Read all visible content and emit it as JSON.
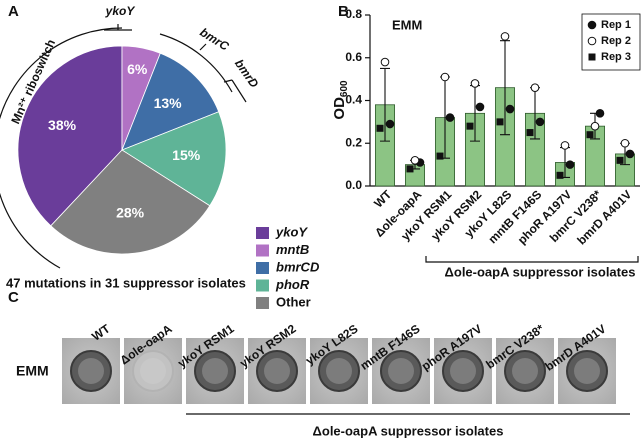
{
  "panel_labels": [
    "A",
    "B",
    "C"
  ],
  "chart_data": [
    {
      "type": "pie",
      "caption": "47 mutations in 31 suppressor isolates",
      "categories": [
        "ykoY",
        "mntB",
        "bmrCD",
        "phoR",
        "Other"
      ],
      "values": [
        38,
        6,
        13,
        15,
        28
      ],
      "value_labels": [
        "38%",
        "6%",
        "13%",
        "15%",
        "28%"
      ],
      "colors": [
        "#6a3d9a",
        "#b172c4",
        "#3f6ea6",
        "#5fb497",
        "#808080"
      ],
      "annotations": [
        "Mn²⁺ riboswitch",
        "ykoY",
        "bmrC",
        "bmrD"
      ]
    },
    {
      "type": "bar",
      "ylabel": "OD",
      "ylabel_subscript": "600",
      "inset_label": "EMM",
      "categories": [
        "WT",
        "Δole-oapA",
        "ykoY RSM1",
        "ykoY RSM2",
        "ykoY L82S",
        "mntB F146S",
        "phoR A197V",
        "bmrC V238*",
        "bmrD A401V"
      ],
      "values": [
        0.38,
        0.1,
        0.32,
        0.34,
        0.46,
        0.34,
        0.11,
        0.28,
        0.15
      ],
      "errors": [
        0.17,
        0.02,
        0.19,
        0.13,
        0.22,
        0.12,
        0.07,
        0.06,
        0.05
      ],
      "color": "#8cc484",
      "points": [
        {
          "name": "Rep 1",
          "marker": "filled-circle",
          "values": [
            0.29,
            0.11,
            0.32,
            0.37,
            0.36,
            0.3,
            0.1,
            0.34,
            0.15
          ]
        },
        {
          "name": "Rep 2",
          "marker": "open-circle",
          "values": [
            0.58,
            0.12,
            0.51,
            0.48,
            0.7,
            0.46,
            0.19,
            0.28,
            0.2
          ]
        },
        {
          "name": "Rep 3",
          "marker": "square",
          "values": [
            0.27,
            0.08,
            0.14,
            0.28,
            0.3,
            0.25,
            0.05,
            0.24,
            0.12
          ]
        }
      ],
      "ylim": [
        0,
        0.8
      ],
      "yticks": [
        {
          "value": 0,
          "label": "0.0"
        },
        0.2,
        0.4,
        0.6,
        0.8
      ],
      "bracket_label": "Δole-oapA suppressor isolates"
    }
  ],
  "panel_c": {
    "row_label": "EMM",
    "columns": [
      "WT",
      "Δole-oapA",
      "ykoY RSM1",
      "ykoY RSM2",
      "ykoY L82S",
      "mntB F146S",
      "phoR A197V",
      "bmrC V238*",
      "bmrD A401V"
    ],
    "bracket_label": "Δole-oapA suppressor isolates"
  }
}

# Goal
Reply with one number only: how many lines of the listing hold "isolates"?

# Correct output
3